* begin Data for the task *
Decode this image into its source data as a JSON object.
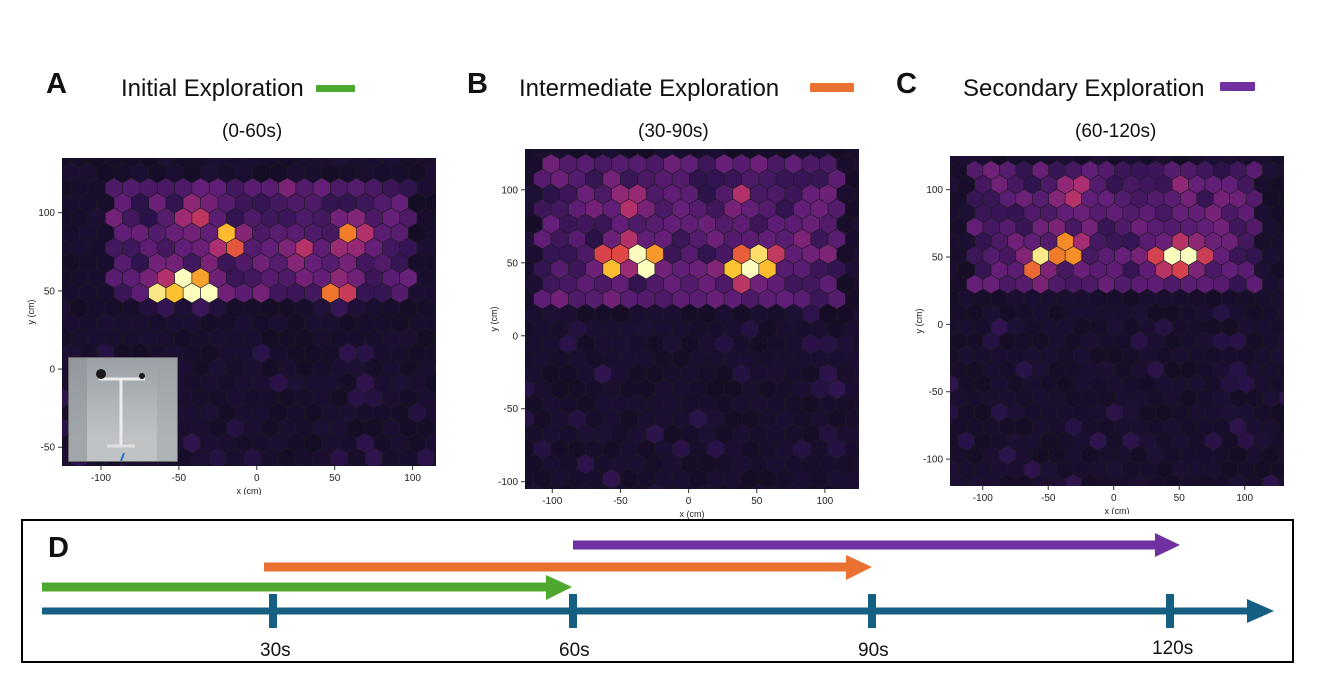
{
  "panels": [
    {
      "letter": "A",
      "title": "Initial Exploration",
      "subtitle": "(0-60s)",
      "color": "#4ea72e"
    },
    {
      "letter": "B",
      "title": "Intermediate Exploration",
      "subtitle": "(30-90s)",
      "color": "#e97132"
    },
    {
      "letter": "C",
      "title": "Secondary Exploration",
      "subtitle": "(60-120s)",
      "color": "#7030a0"
    }
  ],
  "timeline": {
    "letter": "D",
    "axis_color": "#156082",
    "ticks": [
      "30s",
      "60s",
      "90s",
      "120s"
    ]
  },
  "chart_data": [
    {
      "type": "heatmap",
      "title": "Initial Exploration",
      "subtitle": "(0-60s)",
      "xlabel": "x (cm)",
      "ylabel": "y (cm)",
      "xlim": [
        -125,
        115
      ],
      "ylim": [
        -62,
        135
      ],
      "xticks": [
        -100,
        -50,
        0,
        50,
        100
      ],
      "yticks": [
        -50,
        0,
        50,
        100
      ],
      "background": "#070707",
      "inset": "photo of arena with T-shaped stand",
      "hotspots": [
        {
          "x": -35,
          "y": 50,
          "intensity": 1.0
        },
        {
          "x": -45,
          "y": 55,
          "intensity": 0.85
        },
        {
          "x": -60,
          "y": 50,
          "intensity": 0.8
        },
        {
          "x": -18,
          "y": 83,
          "intensity": 0.65
        },
        {
          "x": 50,
          "y": 48,
          "intensity": 0.6
        },
        {
          "x": -40,
          "y": 100,
          "intensity": 0.4
        },
        {
          "x": 60,
          "y": 85,
          "intensity": 0.45
        },
        {
          "x": 25,
          "y": 75,
          "intensity": 0.3
        }
      ]
    },
    {
      "type": "heatmap",
      "title": "Intermediate Exploration",
      "subtitle": "(30-90s)",
      "xlabel": "x (cm)",
      "ylabel": "y (cm)",
      "xlim": [
        -120,
        125
      ],
      "ylim": [
        -105,
        128
      ],
      "xticks": [
        -100,
        -50,
        0,
        50,
        100
      ],
      "yticks": [
        -100,
        -50,
        0,
        50,
        100
      ],
      "background": "#070707",
      "hotspots": [
        {
          "x": -30,
          "y": 50,
          "intensity": 1.0
        },
        {
          "x": -38,
          "y": 57,
          "intensity": 0.85
        },
        {
          "x": -57,
          "y": 50,
          "intensity": 0.8
        },
        {
          "x": 45,
          "y": 50,
          "intensity": 1.0
        },
        {
          "x": 57,
          "y": 50,
          "intensity": 0.75
        },
        {
          "x": 37,
          "y": 44,
          "intensity": 0.7
        },
        {
          "x": -45,
          "y": 95,
          "intensity": 0.4
        },
        {
          "x": 40,
          "y": 95,
          "intensity": 0.35
        }
      ]
    },
    {
      "type": "heatmap",
      "title": "Secondary Exploration",
      "subtitle": "(60-120s)",
      "xlabel": "x (cm)",
      "ylabel": "y (cm)",
      "xlim": [
        -125,
        130
      ],
      "ylim": [
        -120,
        125
      ],
      "xticks": [
        -100,
        -50,
        0,
        50,
        100
      ],
      "yticks": [
        -100,
        -50,
        0,
        50,
        100
      ],
      "background": "#070707",
      "hotspots": [
        {
          "x": -33,
          "y": 57,
          "intensity": 0.85
        },
        {
          "x": -50,
          "y": 50,
          "intensity": 0.65
        },
        {
          "x": -60,
          "y": 45,
          "intensity": 0.55
        },
        {
          "x": 52,
          "y": 50,
          "intensity": 1.0
        },
        {
          "x": 40,
          "y": 50,
          "intensity": 0.8
        },
        {
          "x": 63,
          "y": 50,
          "intensity": 0.65
        },
        {
          "x": -30,
          "y": 100,
          "intensity": 0.35
        },
        {
          "x": 55,
          "y": 100,
          "intensity": 0.3
        }
      ]
    }
  ]
}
* end Data for the task *
◆ **Work required**: Copy all the lines of data exactly as they appear, dropping any images.

◆ **Solution for this exercise**:
Decode this image into its source data as a JSON object.
{
  "panels": [
    {
      "letter": "A",
      "title": "Initial Exploration",
      "subtitle": "(0-60s)",
      "color": "#4ea72e"
    },
    {
      "letter": "B",
      "title": "Intermediate Exploration",
      "subtitle": "(30-90s)",
      "color": "#e97132"
    },
    {
      "letter": "C",
      "title": "Secondary Exploration",
      "subtitle": "(60-120s)",
      "color": "#7030a0"
    }
  ],
  "timeline": {
    "letter": "D",
    "axis_color": "#156082",
    "ticks": [
      "30s",
      "60s",
      "90s",
      "120s"
    ]
  },
  "chart_data": [
    {
      "type": "heatmap",
      "title": "Initial Exploration",
      "subtitle": "(0-60s)",
      "xlabel": "x (cm)",
      "ylabel": "y (cm)",
      "xlim": [
        -125,
        115
      ],
      "ylim": [
        -62,
        135
      ],
      "xticks": [
        -100,
        -50,
        0,
        50,
        100
      ],
      "yticks": [
        -50,
        0,
        50,
        100
      ],
      "background": "#070707",
      "inset": "photo of arena with T-shaped stand",
      "hotspots": [
        {
          "x": -35,
          "y": 50,
          "intensity": 1.0
        },
        {
          "x": -45,
          "y": 55,
          "intensity": 0.85
        },
        {
          "x": -60,
          "y": 50,
          "intensity": 0.8
        },
        {
          "x": -18,
          "y": 83,
          "intensity": 0.65
        },
        {
          "x": 50,
          "y": 48,
          "intensity": 0.6
        },
        {
          "x": -40,
          "y": 100,
          "intensity": 0.4
        },
        {
          "x": 60,
          "y": 85,
          "intensity": 0.45
        },
        {
          "x": 25,
          "y": 75,
          "intensity": 0.3
        }
      ]
    },
    {
      "type": "heatmap",
      "title": "Intermediate Exploration",
      "subtitle": "(30-90s)",
      "xlabel": "x (cm)",
      "ylabel": "y (cm)",
      "xlim": [
        -120,
        125
      ],
      "ylim": [
        -105,
        128
      ],
      "xticks": [
        -100,
        -50,
        0,
        50,
        100
      ],
      "yticks": [
        -100,
        -50,
        0,
        50,
        100
      ],
      "background": "#070707",
      "hotspots": [
        {
          "x": -30,
          "y": 50,
          "intensity": 1.0
        },
        {
          "x": -38,
          "y": 57,
          "intensity": 0.85
        },
        {
          "x": -57,
          "y": 50,
          "intensity": 0.8
        },
        {
          "x": 45,
          "y": 50,
          "intensity": 1.0
        },
        {
          "x": 57,
          "y": 50,
          "intensity": 0.75
        },
        {
          "x": 37,
          "y": 44,
          "intensity": 0.7
        },
        {
          "x": -45,
          "y": 95,
          "intensity": 0.4
        },
        {
          "x": 40,
          "y": 95,
          "intensity": 0.35
        }
      ]
    },
    {
      "type": "heatmap",
      "title": "Secondary Exploration",
      "subtitle": "(60-120s)",
      "xlabel": "x (cm)",
      "ylabel": "y (cm)",
      "xlim": [
        -125,
        130
      ],
      "ylim": [
        -120,
        125
      ],
      "xticks": [
        -100,
        -50,
        0,
        50,
        100
      ],
      "yticks": [
        -100,
        -50,
        0,
        50,
        100
      ],
      "background": "#070707",
      "hotspots": [
        {
          "x": -33,
          "y": 57,
          "intensity": 0.85
        },
        {
          "x": -50,
          "y": 50,
          "intensity": 0.65
        },
        {
          "x": -60,
          "y": 45,
          "intensity": 0.55
        },
        {
          "x": 52,
          "y": 50,
          "intensity": 1.0
        },
        {
          "x": 40,
          "y": 50,
          "intensity": 0.8
        },
        {
          "x": 63,
          "y": 50,
          "intensity": 0.65
        },
        {
          "x": -30,
          "y": 100,
          "intensity": 0.35
        },
        {
          "x": 55,
          "y": 100,
          "intensity": 0.3
        }
      ]
    }
  ]
}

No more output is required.